Skip the pictures. Transcribe the rest of the data below without changing a word.

#### Available records:
• • • • • • •
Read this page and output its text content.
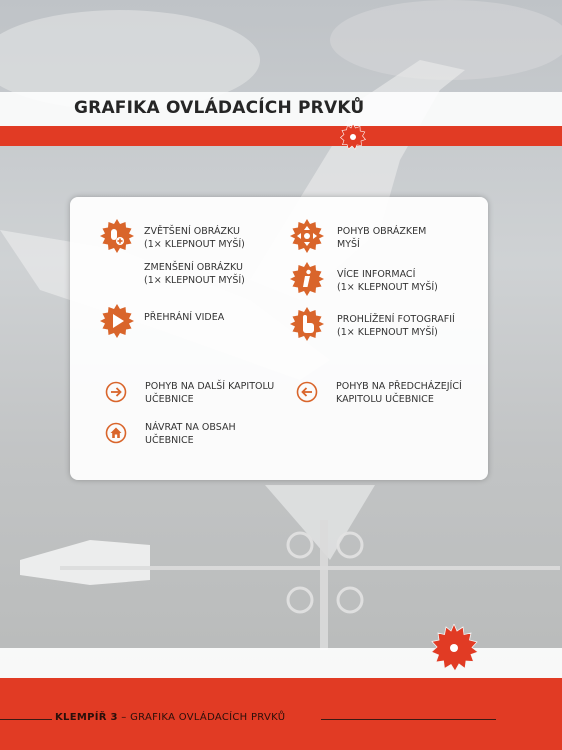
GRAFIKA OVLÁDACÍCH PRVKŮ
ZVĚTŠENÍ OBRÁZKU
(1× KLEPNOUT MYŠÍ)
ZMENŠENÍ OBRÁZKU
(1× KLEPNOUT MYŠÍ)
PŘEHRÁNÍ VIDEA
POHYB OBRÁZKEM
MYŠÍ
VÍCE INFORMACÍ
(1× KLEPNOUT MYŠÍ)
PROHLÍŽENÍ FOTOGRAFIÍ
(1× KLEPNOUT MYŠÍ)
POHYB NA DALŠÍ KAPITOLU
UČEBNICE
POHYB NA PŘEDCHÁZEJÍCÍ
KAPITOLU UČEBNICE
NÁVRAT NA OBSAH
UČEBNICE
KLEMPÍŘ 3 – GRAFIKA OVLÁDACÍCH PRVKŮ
• • • • • • •
#### Solved exercise:
Read this page and output its text content.
GRAFIKA OVLÁDACÍCH PRVKŮ
ZVĚTŠENÍ OBRÁZKU
(1× KLEPNOUT MYŠÍ)
ZMENŠENÍ OBRÁZKU
(1× KLEPNOUT MYŠÍ)
PŘEHRÁNÍ VIDEA
POHYB OBRÁZKEM
MYŠÍ
VÍCE INFORMACÍ
(1× KLEPNOUT MYŠÍ)
PROHLÍŽENÍ FOTOGRAFIÍ
(1× KLEPNOUT MYŠÍ)
POHYB NA DALŠÍ KAPITOLU
UČEBNICE
POHYB NA PŘEDCHÁZEJÍCÍ
KAPITOLU UČEBNICE
NÁVRAT NA OBSAH
UČEBNICE
KLEMPÍŘ 3 – GRAFIKA OVLÁDACÍCH PRVKŮ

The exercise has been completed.